* _Extract to read_:
Content starts

The period “H1” refers to the calendar period 1st January to 30th June | Q1 refers to 1st January – 31st March and Q2 refers to 1st April – 30th June.
The period “HALF 2016” refers to the calendar period 1st July to 31st December 2016 | Q3 refers to 1st July – 30th September and Q2 refers to 1st October – 31st December 2016.

Content ends

* _Task directions_: According to the period definitions, which dates does Q1 cover? Please answer from the period definitions alone.

(Document layout detection data)
Content starts

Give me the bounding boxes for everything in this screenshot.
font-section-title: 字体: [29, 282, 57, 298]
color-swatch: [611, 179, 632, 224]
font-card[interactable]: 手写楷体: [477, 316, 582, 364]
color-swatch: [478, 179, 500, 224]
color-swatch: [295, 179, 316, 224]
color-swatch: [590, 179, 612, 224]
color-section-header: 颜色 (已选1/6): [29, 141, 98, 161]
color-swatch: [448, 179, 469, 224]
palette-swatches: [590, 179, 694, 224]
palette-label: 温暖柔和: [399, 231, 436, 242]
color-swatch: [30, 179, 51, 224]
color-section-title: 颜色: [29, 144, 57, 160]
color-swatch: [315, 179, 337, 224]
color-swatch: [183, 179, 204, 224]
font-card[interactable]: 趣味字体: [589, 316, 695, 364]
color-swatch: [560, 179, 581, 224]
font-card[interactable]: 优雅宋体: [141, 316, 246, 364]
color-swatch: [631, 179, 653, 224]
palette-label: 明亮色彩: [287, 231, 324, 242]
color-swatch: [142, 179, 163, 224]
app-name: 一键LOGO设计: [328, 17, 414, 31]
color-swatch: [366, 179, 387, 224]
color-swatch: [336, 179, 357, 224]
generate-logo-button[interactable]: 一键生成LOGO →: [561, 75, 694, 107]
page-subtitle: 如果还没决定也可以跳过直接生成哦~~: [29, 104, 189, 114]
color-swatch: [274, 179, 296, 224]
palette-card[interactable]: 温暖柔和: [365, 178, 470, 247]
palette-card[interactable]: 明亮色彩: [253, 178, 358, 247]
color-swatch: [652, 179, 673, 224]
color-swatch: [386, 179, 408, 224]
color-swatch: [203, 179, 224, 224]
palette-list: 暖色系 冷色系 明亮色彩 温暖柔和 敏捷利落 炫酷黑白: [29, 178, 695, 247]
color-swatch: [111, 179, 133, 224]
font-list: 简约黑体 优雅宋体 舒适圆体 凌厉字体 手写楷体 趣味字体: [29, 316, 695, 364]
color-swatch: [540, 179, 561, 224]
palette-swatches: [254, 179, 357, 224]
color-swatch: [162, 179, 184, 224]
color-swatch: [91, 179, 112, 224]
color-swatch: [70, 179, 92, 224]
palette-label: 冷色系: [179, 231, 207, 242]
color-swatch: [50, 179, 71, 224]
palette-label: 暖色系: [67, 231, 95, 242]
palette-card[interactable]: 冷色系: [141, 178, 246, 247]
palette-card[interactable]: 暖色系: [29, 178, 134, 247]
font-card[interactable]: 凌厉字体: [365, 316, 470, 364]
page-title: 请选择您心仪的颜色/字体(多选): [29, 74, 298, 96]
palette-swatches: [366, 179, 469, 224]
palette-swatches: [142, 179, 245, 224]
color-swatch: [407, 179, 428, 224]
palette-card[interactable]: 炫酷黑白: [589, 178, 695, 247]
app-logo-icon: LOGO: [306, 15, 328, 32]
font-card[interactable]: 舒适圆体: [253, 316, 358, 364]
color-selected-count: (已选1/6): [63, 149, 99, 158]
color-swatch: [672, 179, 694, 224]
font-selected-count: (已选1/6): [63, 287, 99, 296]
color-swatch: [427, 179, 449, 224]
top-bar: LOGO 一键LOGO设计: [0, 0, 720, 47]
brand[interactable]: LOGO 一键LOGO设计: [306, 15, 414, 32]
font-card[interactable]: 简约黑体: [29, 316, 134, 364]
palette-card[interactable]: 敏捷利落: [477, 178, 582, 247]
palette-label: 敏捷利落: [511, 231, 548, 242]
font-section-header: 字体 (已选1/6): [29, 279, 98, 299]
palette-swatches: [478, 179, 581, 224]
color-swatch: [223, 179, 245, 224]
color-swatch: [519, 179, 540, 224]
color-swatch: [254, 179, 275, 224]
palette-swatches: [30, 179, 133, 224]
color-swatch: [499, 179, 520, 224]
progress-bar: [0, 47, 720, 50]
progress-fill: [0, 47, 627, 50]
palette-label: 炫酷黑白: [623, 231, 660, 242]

Content ends

* _Solution for this exercise_: 1st January – 31st March